*Supplied records:*
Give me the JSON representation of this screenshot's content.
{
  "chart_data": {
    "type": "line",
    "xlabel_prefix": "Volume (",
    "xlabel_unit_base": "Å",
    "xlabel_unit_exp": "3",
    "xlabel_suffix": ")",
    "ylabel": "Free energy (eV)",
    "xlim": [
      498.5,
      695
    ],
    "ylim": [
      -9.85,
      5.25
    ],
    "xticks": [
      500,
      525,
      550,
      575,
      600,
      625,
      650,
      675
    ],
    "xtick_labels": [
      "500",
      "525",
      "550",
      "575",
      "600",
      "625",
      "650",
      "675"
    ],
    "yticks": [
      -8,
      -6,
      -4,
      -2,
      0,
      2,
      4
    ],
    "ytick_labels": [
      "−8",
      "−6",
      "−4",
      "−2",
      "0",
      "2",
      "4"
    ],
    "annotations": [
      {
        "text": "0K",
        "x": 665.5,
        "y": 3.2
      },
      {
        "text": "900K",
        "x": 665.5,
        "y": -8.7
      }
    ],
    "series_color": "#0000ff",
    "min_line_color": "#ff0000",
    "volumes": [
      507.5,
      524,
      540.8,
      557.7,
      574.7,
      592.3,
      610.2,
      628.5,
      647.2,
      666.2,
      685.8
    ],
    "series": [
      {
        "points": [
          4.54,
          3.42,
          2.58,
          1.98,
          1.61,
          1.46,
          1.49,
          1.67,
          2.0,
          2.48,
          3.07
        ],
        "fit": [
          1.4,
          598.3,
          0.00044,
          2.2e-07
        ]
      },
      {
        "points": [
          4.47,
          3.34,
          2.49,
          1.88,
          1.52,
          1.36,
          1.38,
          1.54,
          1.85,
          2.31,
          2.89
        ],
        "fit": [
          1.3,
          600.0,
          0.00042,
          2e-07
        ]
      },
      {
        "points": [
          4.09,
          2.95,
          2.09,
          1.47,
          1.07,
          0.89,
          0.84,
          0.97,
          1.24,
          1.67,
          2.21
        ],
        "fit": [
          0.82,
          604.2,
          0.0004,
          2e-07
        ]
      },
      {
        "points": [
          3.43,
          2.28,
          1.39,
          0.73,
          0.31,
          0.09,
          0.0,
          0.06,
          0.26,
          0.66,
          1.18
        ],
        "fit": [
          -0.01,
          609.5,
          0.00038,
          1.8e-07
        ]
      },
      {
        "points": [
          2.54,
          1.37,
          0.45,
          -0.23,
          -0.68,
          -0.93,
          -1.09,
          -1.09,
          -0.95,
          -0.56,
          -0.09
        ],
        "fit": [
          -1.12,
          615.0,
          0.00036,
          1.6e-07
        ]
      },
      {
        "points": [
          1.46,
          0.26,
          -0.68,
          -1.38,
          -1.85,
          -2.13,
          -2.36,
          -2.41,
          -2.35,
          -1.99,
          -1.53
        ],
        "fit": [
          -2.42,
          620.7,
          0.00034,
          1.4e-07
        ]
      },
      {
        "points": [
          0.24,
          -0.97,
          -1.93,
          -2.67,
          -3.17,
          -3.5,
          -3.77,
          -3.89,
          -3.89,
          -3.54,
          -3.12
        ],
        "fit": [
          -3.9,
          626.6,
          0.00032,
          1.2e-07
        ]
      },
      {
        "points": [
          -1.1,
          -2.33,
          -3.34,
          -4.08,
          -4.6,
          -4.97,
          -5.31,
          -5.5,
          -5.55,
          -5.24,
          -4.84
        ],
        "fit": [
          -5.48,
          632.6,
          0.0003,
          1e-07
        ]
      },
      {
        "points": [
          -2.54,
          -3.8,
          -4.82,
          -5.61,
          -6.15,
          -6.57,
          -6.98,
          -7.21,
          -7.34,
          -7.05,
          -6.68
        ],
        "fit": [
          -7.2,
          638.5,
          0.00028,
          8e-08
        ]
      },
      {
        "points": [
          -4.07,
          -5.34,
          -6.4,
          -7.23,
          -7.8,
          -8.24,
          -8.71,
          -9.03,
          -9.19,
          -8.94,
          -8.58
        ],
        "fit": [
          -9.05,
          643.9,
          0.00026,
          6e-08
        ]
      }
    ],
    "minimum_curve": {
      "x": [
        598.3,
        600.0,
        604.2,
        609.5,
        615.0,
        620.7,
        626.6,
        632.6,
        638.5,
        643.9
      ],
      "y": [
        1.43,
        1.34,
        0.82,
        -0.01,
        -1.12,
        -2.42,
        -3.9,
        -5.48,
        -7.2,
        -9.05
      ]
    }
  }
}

*Set task:*
Every entry needs to be retyped exactly.

*Task answer:*
Give me the JSON representation of this screenshot's content.
{
  "chart_data": {
    "type": "line",
    "xlabel_prefix": "Volume (",
    "xlabel_unit_base": "Å",
    "xlabel_unit_exp": "3",
    "xlabel_suffix": ")",
    "ylabel": "Free energy (eV)",
    "xlim": [
      498.5,
      695
    ],
    "ylim": [
      -9.85,
      5.25
    ],
    "xticks": [
      500,
      525,
      550,
      575,
      600,
      625,
      650,
      675
    ],
    "xtick_labels": [
      "500",
      "525",
      "550",
      "575",
      "600",
      "625",
      "650",
      "675"
    ],
    "yticks": [
      -8,
      -6,
      -4,
      -2,
      0,
      2,
      4
    ],
    "ytick_labels": [
      "−8",
      "−6",
      "−4",
      "−2",
      "0",
      "2",
      "4"
    ],
    "annotations": [
      {
        "text": "0K",
        "x": 665.5,
        "y": 3.2
      },
      {
        "text": "900K",
        "x": 665.5,
        "y": -8.7
      }
    ],
    "series_color": "#0000ff",
    "min_line_color": "#ff0000",
    "volumes": [
      507.5,
      524,
      540.8,
      557.7,
      574.7,
      592.3,
      610.2,
      628.5,
      647.2,
      666.2,
      685.8
    ],
    "series": [
      {
        "points": [
          4.54,
          3.42,
          2.58,
          1.98,
          1.61,
          1.46,
          1.49,
          1.67,
          2.0,
          2.48,
          3.07
        ],
        "fit": [
          1.4,
          598.3,
          0.00044,
          2.2e-07
        ]
      },
      {
        "points": [
          4.47,
          3.34,
          2.49,
          1.88,
          1.52,
          1.36,
          1.38,
          1.54,
          1.85,
          2.31,
          2.89
        ],
        "fit": [
          1.3,
          600.0,
          0.00042,
          2e-07
        ]
      },
      {
        "points": [
          4.09,
          2.95,
          2.09,
          1.47,
          1.07,
          0.89,
          0.84,
          0.97,
          1.24,
          1.67,
          2.21
        ],
        "fit": [
          0.82,
          604.2,
          0.0004,
          2e-07
        ]
      },
      {
        "points": [
          3.43,
          2.28,
          1.39,
          0.73,
          0.31,
          0.09,
          0.0,
          0.06,
          0.26,
          0.66,
          1.18
        ],
        "fit": [
          -0.01,
          609.5,
          0.00038,
          1.8e-07
        ]
      },
      {
        "points": [
          2.54,
          1.37,
          0.45,
          -0.23,
          -0.68,
          -0.93,
          -1.09,
          -1.09,
          -0.95,
          -0.56,
          -0.09
        ],
        "fit": [
          -1.12,
          615.0,
          0.00036,
          1.6e-07
        ]
      },
      {
        "points": [
          1.46,
          0.26,
          -0.68,
          -1.38,
          -1.85,
          -2.13,
          -2.36,
          -2.41,
          -2.35,
          -1.99,
          -1.53
        ],
        "fit": [
          -2.42,
          620.7,
          0.00034,
          1.4e-07
        ]
      },
      {
        "points": [
          0.24,
          -0.97,
          -1.93,
          -2.67,
          -3.17,
          -3.5,
          -3.77,
          -3.89,
          -3.89,
          -3.54,
          -3.12
        ],
        "fit": [
          -3.9,
          626.6,
          0.00032,
          1.2e-07
        ]
      },
      {
        "points": [
          -1.1,
          -2.33,
          -3.34,
          -4.08,
          -4.6,
          -4.97,
          -5.31,
          -5.5,
          -5.55,
          -5.24,
          -4.84
        ],
        "fit": [
          -5.48,
          632.6,
          0.0003,
          1e-07
        ]
      },
      {
        "points": [
          -2.54,
          -3.8,
          -4.82,
          -5.61,
          -6.15,
          -6.57,
          -6.98,
          -7.21,
          -7.34,
          -7.05,
          -6.68
        ],
        "fit": [
          -7.2,
          638.5,
          0.00028,
          8e-08
        ]
      },
      {
        "points": [
          -4.07,
          -5.34,
          -6.4,
          -7.23,
          -7.8,
          -8.24,
          -8.71,
          -9.03,
          -9.19,
          -8.94,
          -8.58
        ],
        "fit": [
          -9.05,
          643.9,
          0.00026,
          6e-08
        ]
      }
    ],
    "minimum_curve": {
      "x": [
        598.3,
        600.0,
        604.2,
        609.5,
        615.0,
        620.7,
        626.6,
        632.6,
        638.5,
        643.9
      ],
      "y": [
        1.43,
        1.34,
        0.82,
        -0.01,
        -1.12,
        -2.42,
        -3.9,
        -5.48,
        -7.2,
        -9.05
      ]
    }
  }
}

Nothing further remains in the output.